◆ GIVEN TASK: Write out each line word for word. Drop pictures.

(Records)
= = = = =

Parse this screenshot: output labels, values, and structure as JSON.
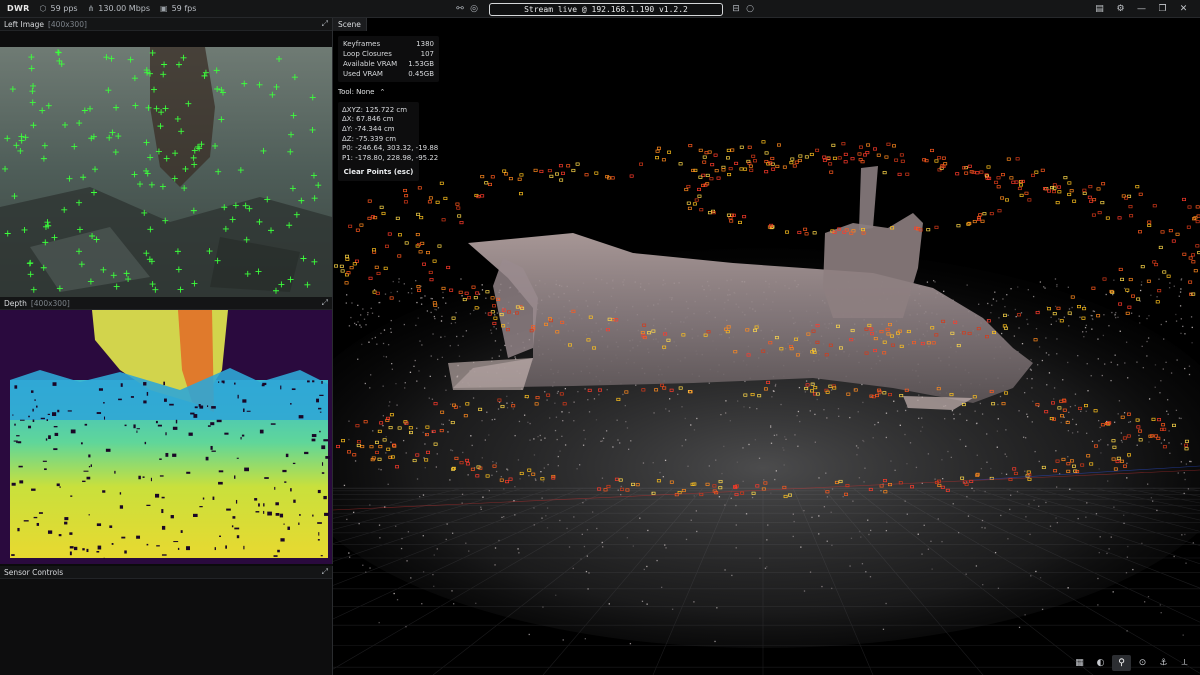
{
  "topbar": {
    "logo": "DWR",
    "pps": "59 pps",
    "bandwidth": "130.00 Mbps",
    "fps": "59 fps",
    "stream": "Stream live @ 192.168.1.190 v1.2.2"
  },
  "left_image": {
    "title": "Left Image",
    "size": "[400x300]"
  },
  "depth": {
    "title": "Depth",
    "size": "[400x300]"
  },
  "sensor": {
    "title": "Sensor Controls"
  },
  "scene": {
    "tab": "Scene",
    "stats": [
      {
        "label": "Keyframes",
        "value": "1380"
      },
      {
        "label": "Loop Closures",
        "value": "107"
      },
      {
        "label": "Available VRAM",
        "value": "1.53GB"
      },
      {
        "label": "Used VRAM",
        "value": "0.45GB"
      }
    ],
    "tool_label": "Tool: None",
    "measure": [
      "ΔXYZ: 125.722 cm",
      "ΔX: 67.846 cm",
      "ΔY: -74.344 cm",
      "ΔZ: -75.339 cm",
      "P0: -246.64, 303.32, -19.88",
      "P1: -178.80, 228.98, -95.22"
    ],
    "clear_label": "Clear Points (esc)"
  },
  "icons": {
    "top_center": [
      "link-icon",
      "target-icon"
    ],
    "top_right": [
      "document-icon",
      "gear-icon",
      "minimize-icon",
      "restore-icon",
      "close-icon"
    ],
    "scene_tools": [
      "grid-icon",
      "palette-icon",
      "measure-icon",
      "crosshair-icon",
      "anchor-icon",
      "axes-icon"
    ]
  },
  "colors": {
    "accent_green": "#3cff3c",
    "bg": "#000000"
  }
}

= = = = =

◆ WRITTEN RESPONSE:
Parse this screenshot: output labels, values, and structure as JSON.
{
  "topbar": {
    "logo": "DWR",
    "pps": "59 pps",
    "bandwidth": "130.00 Mbps",
    "fps": "59 fps",
    "stream": "Stream live @ 192.168.1.190 v1.2.2"
  },
  "left_image": {
    "title": "Left Image",
    "size": "[400x300]"
  },
  "depth": {
    "title": "Depth",
    "size": "[400x300]"
  },
  "sensor": {
    "title": "Sensor Controls"
  },
  "scene": {
    "tab": "Scene",
    "stats": [
      {
        "label": "Keyframes",
        "value": "1380"
      },
      {
        "label": "Loop Closures",
        "value": "107"
      },
      {
        "label": "Available VRAM",
        "value": "1.53GB"
      },
      {
        "label": "Used VRAM",
        "value": "0.45GB"
      }
    ],
    "tool_label": "Tool: None",
    "measure": [
      "ΔXYZ: 125.722 cm",
      "ΔX: 67.846 cm",
      "ΔY: -74.344 cm",
      "ΔZ: -75.339 cm",
      "P0: -246.64, 303.32, -19.88",
      "P1: -178.80, 228.98, -95.22"
    ],
    "clear_label": "Clear Points (esc)"
  },
  "icons": {
    "top_center": [
      "link-icon",
      "target-icon"
    ],
    "top_right": [
      "document-icon",
      "gear-icon",
      "minimize-icon",
      "restore-icon",
      "close-icon"
    ],
    "scene_tools": [
      "grid-icon",
      "palette-icon",
      "measure-icon",
      "crosshair-icon",
      "anchor-icon",
      "axes-icon"
    ]
  },
  "colors": {
    "accent_green": "#3cff3c",
    "bg": "#000000"
  }
}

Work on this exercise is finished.